» CHALLENGE
Go through the material below and copy all lines with "выбранным".

» RECORDS FOR THE TASK
************
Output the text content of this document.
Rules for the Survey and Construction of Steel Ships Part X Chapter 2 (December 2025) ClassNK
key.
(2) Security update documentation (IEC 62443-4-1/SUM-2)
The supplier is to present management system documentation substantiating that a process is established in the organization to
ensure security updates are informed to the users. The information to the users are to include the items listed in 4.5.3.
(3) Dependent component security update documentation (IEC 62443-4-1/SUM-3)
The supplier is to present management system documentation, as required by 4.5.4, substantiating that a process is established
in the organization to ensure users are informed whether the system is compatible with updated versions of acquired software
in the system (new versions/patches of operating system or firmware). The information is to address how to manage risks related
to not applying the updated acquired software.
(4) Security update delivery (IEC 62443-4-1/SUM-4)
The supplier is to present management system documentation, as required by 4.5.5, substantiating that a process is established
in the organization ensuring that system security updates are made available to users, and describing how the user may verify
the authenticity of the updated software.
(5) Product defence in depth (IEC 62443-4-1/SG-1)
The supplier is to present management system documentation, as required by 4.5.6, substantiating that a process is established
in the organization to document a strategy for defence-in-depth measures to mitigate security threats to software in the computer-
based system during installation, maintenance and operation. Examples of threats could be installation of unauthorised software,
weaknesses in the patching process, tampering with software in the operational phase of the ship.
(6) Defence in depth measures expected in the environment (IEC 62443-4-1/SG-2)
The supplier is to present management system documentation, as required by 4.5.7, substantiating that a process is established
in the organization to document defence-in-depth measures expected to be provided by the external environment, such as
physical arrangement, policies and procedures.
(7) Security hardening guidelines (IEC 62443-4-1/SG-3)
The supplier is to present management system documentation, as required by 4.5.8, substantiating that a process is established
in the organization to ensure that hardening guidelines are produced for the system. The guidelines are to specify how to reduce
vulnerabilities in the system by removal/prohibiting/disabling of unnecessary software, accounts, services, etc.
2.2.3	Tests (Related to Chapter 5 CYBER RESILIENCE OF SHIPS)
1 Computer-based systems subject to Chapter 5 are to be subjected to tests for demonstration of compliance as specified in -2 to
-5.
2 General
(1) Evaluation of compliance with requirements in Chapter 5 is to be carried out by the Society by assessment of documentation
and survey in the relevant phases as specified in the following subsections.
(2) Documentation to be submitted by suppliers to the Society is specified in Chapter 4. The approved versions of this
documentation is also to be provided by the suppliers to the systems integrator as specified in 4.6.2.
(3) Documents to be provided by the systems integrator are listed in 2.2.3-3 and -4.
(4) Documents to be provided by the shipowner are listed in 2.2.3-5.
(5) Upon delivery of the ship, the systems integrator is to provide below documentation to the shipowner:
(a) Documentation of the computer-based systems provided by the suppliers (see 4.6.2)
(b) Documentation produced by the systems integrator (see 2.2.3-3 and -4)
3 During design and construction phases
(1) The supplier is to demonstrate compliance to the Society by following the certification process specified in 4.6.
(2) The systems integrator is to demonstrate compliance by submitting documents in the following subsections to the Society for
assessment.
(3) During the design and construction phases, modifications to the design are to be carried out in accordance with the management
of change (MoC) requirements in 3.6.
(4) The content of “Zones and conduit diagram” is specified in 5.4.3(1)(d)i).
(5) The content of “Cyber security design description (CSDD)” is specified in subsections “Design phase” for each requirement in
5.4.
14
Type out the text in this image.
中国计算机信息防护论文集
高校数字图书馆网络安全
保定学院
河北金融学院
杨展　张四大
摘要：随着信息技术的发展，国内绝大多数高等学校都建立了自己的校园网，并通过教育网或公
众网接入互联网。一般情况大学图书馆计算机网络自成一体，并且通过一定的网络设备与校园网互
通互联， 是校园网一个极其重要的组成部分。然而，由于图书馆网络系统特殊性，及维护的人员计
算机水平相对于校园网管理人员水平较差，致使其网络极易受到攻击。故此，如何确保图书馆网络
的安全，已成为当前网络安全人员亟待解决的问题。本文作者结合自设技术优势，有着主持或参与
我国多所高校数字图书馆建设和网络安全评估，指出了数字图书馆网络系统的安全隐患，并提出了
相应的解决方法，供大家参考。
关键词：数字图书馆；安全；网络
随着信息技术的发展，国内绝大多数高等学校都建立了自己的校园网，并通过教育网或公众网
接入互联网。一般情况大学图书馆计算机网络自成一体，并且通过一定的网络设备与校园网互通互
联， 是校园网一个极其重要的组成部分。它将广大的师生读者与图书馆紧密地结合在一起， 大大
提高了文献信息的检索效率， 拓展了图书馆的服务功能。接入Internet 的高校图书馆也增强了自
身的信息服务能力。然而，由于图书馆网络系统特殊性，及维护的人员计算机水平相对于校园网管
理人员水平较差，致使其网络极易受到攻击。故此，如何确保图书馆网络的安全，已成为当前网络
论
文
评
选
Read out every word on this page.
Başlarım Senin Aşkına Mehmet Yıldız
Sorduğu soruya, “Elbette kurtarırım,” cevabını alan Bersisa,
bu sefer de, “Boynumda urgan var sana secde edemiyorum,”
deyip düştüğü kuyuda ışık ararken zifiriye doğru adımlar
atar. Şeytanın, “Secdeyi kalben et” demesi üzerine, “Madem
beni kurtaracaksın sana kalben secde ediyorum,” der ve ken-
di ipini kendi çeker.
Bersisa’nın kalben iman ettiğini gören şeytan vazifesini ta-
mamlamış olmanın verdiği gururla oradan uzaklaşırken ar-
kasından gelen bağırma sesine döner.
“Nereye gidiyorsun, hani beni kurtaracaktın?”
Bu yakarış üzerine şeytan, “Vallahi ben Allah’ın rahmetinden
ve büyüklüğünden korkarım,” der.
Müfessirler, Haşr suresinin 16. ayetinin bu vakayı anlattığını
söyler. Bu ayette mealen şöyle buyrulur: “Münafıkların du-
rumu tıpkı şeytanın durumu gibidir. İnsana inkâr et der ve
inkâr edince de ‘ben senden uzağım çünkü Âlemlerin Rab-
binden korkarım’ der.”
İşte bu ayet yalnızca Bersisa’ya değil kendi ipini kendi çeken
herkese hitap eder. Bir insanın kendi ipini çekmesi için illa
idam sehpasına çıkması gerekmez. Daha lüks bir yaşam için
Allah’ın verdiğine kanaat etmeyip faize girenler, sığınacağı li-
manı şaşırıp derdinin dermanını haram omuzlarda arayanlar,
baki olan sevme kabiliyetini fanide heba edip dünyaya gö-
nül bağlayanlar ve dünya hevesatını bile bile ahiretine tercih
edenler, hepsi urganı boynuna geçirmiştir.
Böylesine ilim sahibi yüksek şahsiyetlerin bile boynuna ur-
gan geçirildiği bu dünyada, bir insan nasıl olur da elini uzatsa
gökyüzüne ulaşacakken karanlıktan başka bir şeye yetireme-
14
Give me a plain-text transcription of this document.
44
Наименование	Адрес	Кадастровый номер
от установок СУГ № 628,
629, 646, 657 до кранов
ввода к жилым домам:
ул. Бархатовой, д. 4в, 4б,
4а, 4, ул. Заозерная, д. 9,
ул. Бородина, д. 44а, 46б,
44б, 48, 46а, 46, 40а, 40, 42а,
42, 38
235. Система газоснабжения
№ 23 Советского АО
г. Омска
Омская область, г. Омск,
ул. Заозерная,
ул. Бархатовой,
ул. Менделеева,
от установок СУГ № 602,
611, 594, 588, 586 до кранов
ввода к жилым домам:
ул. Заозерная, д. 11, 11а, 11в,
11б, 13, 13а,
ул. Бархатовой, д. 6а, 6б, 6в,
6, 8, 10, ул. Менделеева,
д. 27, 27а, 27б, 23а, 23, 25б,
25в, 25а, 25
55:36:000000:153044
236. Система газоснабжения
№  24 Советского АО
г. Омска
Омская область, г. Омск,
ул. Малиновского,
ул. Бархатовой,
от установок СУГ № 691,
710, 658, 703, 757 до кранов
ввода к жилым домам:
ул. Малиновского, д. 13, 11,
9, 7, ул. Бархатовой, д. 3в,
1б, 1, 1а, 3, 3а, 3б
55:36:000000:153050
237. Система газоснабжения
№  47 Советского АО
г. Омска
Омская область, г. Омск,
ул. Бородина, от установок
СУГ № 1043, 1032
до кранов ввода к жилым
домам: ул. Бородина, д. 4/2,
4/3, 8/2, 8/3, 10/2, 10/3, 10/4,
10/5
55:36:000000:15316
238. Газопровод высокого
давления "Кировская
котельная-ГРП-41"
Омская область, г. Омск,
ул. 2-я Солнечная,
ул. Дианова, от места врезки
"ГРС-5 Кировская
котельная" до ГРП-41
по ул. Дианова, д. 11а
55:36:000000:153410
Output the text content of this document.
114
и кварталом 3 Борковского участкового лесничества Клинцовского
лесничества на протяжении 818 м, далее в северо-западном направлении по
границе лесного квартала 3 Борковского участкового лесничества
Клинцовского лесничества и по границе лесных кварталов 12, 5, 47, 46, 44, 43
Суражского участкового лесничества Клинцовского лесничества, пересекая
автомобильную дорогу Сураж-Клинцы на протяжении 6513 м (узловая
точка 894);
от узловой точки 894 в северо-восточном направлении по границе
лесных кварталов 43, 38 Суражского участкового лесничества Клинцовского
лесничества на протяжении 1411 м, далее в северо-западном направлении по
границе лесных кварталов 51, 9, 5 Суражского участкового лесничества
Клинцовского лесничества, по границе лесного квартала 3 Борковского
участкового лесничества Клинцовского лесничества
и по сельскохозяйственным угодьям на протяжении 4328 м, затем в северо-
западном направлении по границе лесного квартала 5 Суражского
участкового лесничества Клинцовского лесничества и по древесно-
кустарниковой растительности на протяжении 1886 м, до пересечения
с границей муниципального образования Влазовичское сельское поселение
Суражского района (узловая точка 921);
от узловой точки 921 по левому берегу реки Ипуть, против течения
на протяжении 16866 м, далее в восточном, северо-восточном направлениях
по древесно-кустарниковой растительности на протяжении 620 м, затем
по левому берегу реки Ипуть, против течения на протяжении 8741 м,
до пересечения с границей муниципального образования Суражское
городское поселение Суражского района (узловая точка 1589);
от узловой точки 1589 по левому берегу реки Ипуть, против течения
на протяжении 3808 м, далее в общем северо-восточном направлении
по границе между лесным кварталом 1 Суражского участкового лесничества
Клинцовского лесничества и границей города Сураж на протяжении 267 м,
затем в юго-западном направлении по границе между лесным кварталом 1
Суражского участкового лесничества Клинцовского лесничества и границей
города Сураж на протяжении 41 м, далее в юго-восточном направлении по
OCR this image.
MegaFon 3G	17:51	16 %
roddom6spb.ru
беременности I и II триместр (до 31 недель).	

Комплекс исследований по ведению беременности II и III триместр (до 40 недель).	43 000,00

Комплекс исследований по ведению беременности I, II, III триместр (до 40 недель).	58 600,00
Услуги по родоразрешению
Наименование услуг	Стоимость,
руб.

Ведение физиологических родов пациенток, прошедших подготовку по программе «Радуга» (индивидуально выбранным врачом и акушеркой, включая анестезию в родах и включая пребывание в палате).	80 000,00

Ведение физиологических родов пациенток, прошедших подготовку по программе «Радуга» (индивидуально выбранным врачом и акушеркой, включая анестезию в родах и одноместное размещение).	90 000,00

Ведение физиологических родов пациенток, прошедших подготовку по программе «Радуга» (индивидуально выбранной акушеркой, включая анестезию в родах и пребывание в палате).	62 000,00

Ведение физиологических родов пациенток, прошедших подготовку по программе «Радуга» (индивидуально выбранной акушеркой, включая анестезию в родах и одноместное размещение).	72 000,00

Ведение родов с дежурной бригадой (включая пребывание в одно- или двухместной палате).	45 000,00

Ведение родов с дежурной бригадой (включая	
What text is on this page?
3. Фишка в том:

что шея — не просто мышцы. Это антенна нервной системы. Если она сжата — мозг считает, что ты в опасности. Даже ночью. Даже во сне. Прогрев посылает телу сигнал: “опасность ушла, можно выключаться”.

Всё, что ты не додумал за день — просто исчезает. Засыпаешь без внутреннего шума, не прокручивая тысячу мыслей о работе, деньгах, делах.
************
» REPLY
Ведение физиологических родов пациенток, прошедших подготовку по программе «Радуга» (индивидуально выбранным врачом и акушеркой, включая анестезию в родах и включая пребывание в палате).	80 000,00
Ведение физиологических родов пациенток, прошедших подготовку по программе «Радуга» (индивидуально выбранным врачом и акушеркой, включая анестезию в родах и одноместное размещение).	90 000,00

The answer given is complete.